» **TASK TO COMPLETE**: Rename every "day-cell" in the material below to "date-cell" and reproduce the rest of the material unchanged.

───── RECORDS PROVIDED

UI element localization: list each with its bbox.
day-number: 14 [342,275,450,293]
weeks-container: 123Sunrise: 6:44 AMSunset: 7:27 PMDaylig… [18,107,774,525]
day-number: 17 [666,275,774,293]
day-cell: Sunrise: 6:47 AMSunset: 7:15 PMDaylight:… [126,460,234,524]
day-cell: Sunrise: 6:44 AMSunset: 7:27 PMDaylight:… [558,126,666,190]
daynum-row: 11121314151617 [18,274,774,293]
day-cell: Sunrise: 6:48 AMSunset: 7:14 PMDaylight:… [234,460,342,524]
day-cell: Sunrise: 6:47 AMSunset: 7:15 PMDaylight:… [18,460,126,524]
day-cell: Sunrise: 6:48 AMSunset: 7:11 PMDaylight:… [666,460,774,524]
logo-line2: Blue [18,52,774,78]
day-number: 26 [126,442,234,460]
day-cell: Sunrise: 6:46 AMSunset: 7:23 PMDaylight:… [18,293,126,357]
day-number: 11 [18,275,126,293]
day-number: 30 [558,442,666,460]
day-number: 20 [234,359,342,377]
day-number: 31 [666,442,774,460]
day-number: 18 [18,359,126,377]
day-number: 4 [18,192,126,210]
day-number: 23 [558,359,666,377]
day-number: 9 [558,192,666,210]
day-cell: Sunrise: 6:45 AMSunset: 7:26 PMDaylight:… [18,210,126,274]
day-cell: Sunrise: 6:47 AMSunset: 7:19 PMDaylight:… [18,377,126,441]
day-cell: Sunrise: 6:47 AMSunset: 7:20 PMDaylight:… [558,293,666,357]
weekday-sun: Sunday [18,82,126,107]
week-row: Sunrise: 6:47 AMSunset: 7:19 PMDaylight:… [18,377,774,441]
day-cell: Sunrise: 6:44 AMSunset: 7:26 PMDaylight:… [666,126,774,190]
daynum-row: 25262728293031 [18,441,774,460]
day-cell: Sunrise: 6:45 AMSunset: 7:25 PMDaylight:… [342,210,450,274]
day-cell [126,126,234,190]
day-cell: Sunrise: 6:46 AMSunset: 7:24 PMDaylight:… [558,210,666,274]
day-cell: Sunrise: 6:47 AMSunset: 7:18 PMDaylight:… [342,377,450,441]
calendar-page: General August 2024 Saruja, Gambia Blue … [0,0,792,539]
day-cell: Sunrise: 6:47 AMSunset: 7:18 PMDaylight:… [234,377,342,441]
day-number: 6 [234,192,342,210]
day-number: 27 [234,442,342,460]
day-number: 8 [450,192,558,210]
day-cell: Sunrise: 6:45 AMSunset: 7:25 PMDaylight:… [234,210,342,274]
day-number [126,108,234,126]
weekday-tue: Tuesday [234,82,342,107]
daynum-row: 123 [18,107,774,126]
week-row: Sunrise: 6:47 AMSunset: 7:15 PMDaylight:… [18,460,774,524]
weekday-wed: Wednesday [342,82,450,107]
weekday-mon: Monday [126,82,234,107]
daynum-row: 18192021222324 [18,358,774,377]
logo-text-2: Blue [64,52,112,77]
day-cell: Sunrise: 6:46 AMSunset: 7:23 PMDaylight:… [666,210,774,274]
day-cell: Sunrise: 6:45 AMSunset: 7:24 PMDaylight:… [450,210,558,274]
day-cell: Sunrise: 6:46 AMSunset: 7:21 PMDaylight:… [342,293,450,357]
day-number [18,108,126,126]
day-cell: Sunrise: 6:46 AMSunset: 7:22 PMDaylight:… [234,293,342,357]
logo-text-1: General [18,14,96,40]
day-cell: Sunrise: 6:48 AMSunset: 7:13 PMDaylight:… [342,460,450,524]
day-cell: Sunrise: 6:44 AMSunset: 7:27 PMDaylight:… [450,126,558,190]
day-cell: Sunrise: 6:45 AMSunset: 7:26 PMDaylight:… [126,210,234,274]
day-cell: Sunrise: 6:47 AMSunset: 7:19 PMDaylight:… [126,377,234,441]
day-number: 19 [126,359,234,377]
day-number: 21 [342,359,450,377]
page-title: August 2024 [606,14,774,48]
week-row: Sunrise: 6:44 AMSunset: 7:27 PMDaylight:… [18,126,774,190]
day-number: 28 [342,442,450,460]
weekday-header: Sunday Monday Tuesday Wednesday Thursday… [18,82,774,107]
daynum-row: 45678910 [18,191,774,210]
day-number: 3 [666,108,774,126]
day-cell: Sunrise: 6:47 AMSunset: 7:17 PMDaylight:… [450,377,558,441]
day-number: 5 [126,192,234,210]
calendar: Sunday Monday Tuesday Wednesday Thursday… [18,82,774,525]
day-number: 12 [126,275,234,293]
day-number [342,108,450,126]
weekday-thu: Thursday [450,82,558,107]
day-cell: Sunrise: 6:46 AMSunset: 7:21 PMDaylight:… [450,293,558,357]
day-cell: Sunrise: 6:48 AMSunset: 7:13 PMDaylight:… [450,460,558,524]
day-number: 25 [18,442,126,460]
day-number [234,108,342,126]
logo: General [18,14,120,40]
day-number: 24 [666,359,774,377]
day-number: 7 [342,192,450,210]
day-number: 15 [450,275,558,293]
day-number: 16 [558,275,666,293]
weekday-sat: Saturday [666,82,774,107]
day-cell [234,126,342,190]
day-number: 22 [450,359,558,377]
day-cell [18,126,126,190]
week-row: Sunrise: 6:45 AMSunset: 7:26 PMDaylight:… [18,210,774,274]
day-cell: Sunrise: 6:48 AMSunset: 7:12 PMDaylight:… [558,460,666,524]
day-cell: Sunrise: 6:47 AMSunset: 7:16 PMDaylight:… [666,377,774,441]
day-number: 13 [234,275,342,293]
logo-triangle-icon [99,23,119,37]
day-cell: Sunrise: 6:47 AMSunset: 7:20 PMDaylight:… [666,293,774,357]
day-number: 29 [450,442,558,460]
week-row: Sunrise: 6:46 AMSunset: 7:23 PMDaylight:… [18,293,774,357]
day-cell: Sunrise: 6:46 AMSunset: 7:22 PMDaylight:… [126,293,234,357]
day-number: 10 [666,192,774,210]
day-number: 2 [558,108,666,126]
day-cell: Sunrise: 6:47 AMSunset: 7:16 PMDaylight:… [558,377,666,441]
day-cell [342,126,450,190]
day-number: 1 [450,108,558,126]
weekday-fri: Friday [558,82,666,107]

──────────

» **SOLUTION**:
UI element localization: list each with its bbox.
day-number: 14 [342,275,450,293]
weeks-container: 123Sunrise: 6:44 AMSunset: 7:27 PMDaylig… [18,107,774,525]
day-number: 17 [666,275,774,293]
date-cell: Sunrise: 6:47 AMSunset: 7:15 PMDaylight:… [126,460,234,524]
date-cell: Sunrise: 6:44 AMSunset: 7:27 PMDaylight:… [558,126,666,190]
daynum-row: 11121314151617 [18,274,774,293]
date-cell: Sunrise: 6:48 AMSunset: 7:14 PMDaylight:… [234,460,342,524]
date-cell: Sunrise: 6:47 AMSunset: 7:15 PMDaylight:… [18,460,126,524]
date-cell: Sunrise: 6:48 AMSunset: 7:11 PMDaylight:… [666,460,774,524]
logo-line2: Blue [18,52,774,78]
day-number: 26 [126,442,234,460]
date-cell: Sunrise: 6:46 AMSunset: 7:23 PMDaylight:… [18,293,126,357]
day-number: 11 [18,275,126,293]
day-number: 30 [558,442,666,460]
day-number: 20 [234,359,342,377]
day-number: 31 [666,442,774,460]
day-number: 18 [18,359,126,377]
day-number: 4 [18,192,126,210]
day-number: 23 [558,359,666,377]
day-number: 9 [558,192,666,210]
date-cell: Sunrise: 6:45 AMSunset: 7:26 PMDaylight:… [18,210,126,274]
date-cell: Sunrise: 6:47 AMSunset: 7:19 PMDaylight:… [18,377,126,441]
date-cell: Sunrise: 6:47 AMSunset: 7:20 PMDaylight:… [558,293,666,357]
weekday-sun: Sunday [18,82,126,107]
week-row: Sunrise: 6:47 AMSunset: 7:19 PMDaylight:… [18,377,774,441]
date-cell: Sunrise: 6:44 AMSunset: 7:26 PMDaylight:… [666,126,774,190]
daynum-row: 25262728293031 [18,441,774,460]
date-cell: Sunrise: 6:45 AMSunset: 7:25 PMDaylight:… [342,210,450,274]
date-cell [126,126,234,190]
date-cell: Sunrise: 6:46 AMSunset: 7:24 PMDaylight:… [558,210,666,274]
date-cell: Sunrise: 6:47 AMSunset: 7:18 PMDaylight:… [342,377,450,441]
calendar-page: General August 2024 Saruja, Gambia Blue … [0,0,792,539]
date-cell: Sunrise: 6:47 AMSunset: 7:18 PMDaylight:… [234,377,342,441]
day-number: 6 [234,192,342,210]
day-number: 27 [234,442,342,460]
day-number: 8 [450,192,558,210]
date-cell: Sunrise: 6:45 AMSunset: 7:25 PMDaylight:… [234,210,342,274]
day-number [126,108,234,126]
weekday-tue: Tuesday [234,82,342,107]
daynum-row: 123 [18,107,774,126]
week-row: Sunrise: 6:47 AMSunset: 7:15 PMDaylight:… [18,460,774,524]
weekday-wed: Wednesday [342,82,450,107]
weekday-mon: Monday [126,82,234,107]
daynum-row: 18192021222324 [18,358,774,377]
logo-text-2: Blue [64,52,112,77]
date-cell: Sunrise: 6:46 AMSunset: 7:23 PMDaylight:… [666,210,774,274]
date-cell: Sunrise: 6:45 AMSunset: 7:24 PMDaylight:… [450,210,558,274]
date-cell: Sunrise: 6:46 AMSunset: 7:21 PMDaylight:… [342,293,450,357]
day-number [18,108,126,126]
date-cell: Sunrise: 6:46 AMSunset: 7:22 PMDaylight:… [234,293,342,357]
logo-text-1: General [18,14,96,40]
date-cell: Sunrise: 6:48 AMSunset: 7:13 PMDaylight:… [342,460,450,524]
date-cell: Sunrise: 6:44 AMSunset: 7:27 PMDaylight:… [450,126,558,190]
date-cell: Sunrise: 6:45 AMSunset: 7:26 PMDaylight:… [126,210,234,274]
date-cell: Sunrise: 6:47 AMSunset: 7:19 PMDaylight:… [126,377,234,441]
day-number: 19 [126,359,234,377]
day-number: 21 [342,359,450,377]
page-title: August 2024 [606,14,774,48]
week-row: Sunrise: 6:44 AMSunset: 7:27 PMDaylight:… [18,126,774,190]
day-number: 28 [342,442,450,460]
weekday-header: Sunday Monday Tuesday Wednesday Thursday… [18,82,774,107]
daynum-row: 45678910 [18,191,774,210]
day-number: 3 [666,108,774,126]
date-cell: Sunrise: 6:47 AMSunset: 7:17 PMDaylight:… [450,377,558,441]
day-number: 5 [126,192,234,210]
calendar: Sunday Monday Tuesday Wednesday Thursday… [18,82,774,525]
day-number: 12 [126,275,234,293]
day-number [342,108,450,126]
weekday-thu: Thursday [450,82,558,107]
date-cell: Sunrise: 6:46 AMSunset: 7:21 PMDaylight:… [450,293,558,357]
date-cell: Sunrise: 6:48 AMSunset: 7:13 PMDaylight:… [450,460,558,524]
day-number: 25 [18,442,126,460]
day-number [234,108,342,126]
logo: General [18,14,120,40]
day-number: 24 [666,359,774,377]
day-number: 7 [342,192,450,210]
day-number: 15 [450,275,558,293]
day-number: 16 [558,275,666,293]
weekday-sat: Saturday [666,82,774,107]
date-cell [234,126,342,190]
day-number: 22 [450,359,558,377]
date-cell [18,126,126,190]
week-row: Sunrise: 6:45 AMSunset: 7:26 PMDaylight:… [18,210,774,274]
date-cell: Sunrise: 6:48 AMSunset: 7:12 PMDaylight:… [558,460,666,524]
date-cell: Sunrise: 6:47 AMSunset: 7:16 PMDaylight:… [666,377,774,441]
day-number: 13 [234,275,342,293]
logo-triangle-icon [99,23,119,37]
date-cell: Sunrise: 6:47 AMSunset: 7:20 PMDaylight:… [666,293,774,357]
day-number: 29 [450,442,558,460]
week-row: Sunrise: 6:46 AMSunset: 7:23 PMDaylight:… [18,293,774,357]
date-cell: Sunrise: 6:46 AMSunset: 7:22 PMDaylight:… [126,293,234,357]
day-number: 10 [666,192,774,210]
day-number: 2 [558,108,666,126]
date-cell: Sunrise: 6:47 AMSunset: 7:16 PMDaylight:… [558,377,666,441]
date-cell [342,126,450,190]
day-number: 1 [450,108,558,126]
weekday-fri: Friday [558,82,666,107]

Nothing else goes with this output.